Find every line in the records below that holds the word "name" and copy it.

[Dataset records on visual material]
□ □ □ □

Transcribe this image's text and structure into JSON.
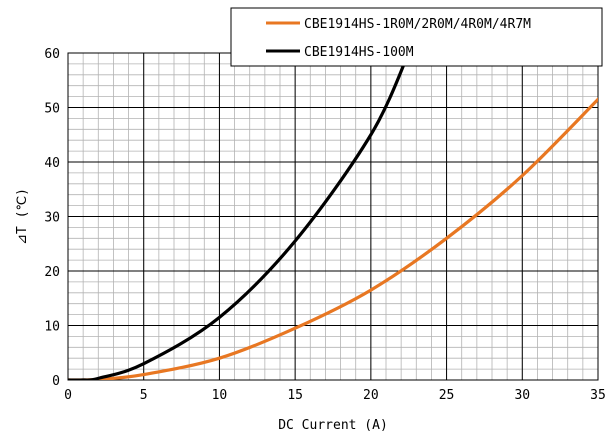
{
  "chart_data": {
    "type": "line",
    "title": "",
    "xlabel": "DC Current (A)",
    "ylabel": "⊿T (℃)",
    "xlim": [
      0,
      35
    ],
    "ylim": [
      0,
      60
    ],
    "x_ticks": [
      0,
      5,
      10,
      15,
      20,
      25,
      30,
      35
    ],
    "y_ticks": [
      0,
      10,
      20,
      30,
      40,
      50,
      60
    ],
    "grid": true,
    "legend_position": "top-right",
    "series": [
      {
        "name": "CBE1914HS-1R0M/2R0M/4R0M/4R7M",
        "color": "#E87722",
        "points": [
          [
            0,
            0
          ],
          [
            2,
            0.1
          ],
          [
            5,
            1
          ],
          [
            10,
            4
          ],
          [
            15,
            9.5
          ],
          [
            20,
            16.5
          ],
          [
            25,
            26
          ],
          [
            30,
            37.5
          ],
          [
            35,
            51.5
          ]
        ]
      },
      {
        "name": "CBE1914HS-100M",
        "color": "#000000",
        "points": [
          [
            0,
            0
          ],
          [
            1,
            0
          ],
          [
            2,
            0.3
          ],
          [
            5,
            3
          ],
          [
            10,
            11.5
          ],
          [
            15,
            25.5
          ],
          [
            20,
            45
          ],
          [
            22.5,
            60
          ]
        ]
      }
    ]
  }
}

□ □ □ □

▶ In response:
        "name": "CBE1914HS-1R0M/2R0M/4R0M/4R7M",
        "name": "CBE1914HS-100M",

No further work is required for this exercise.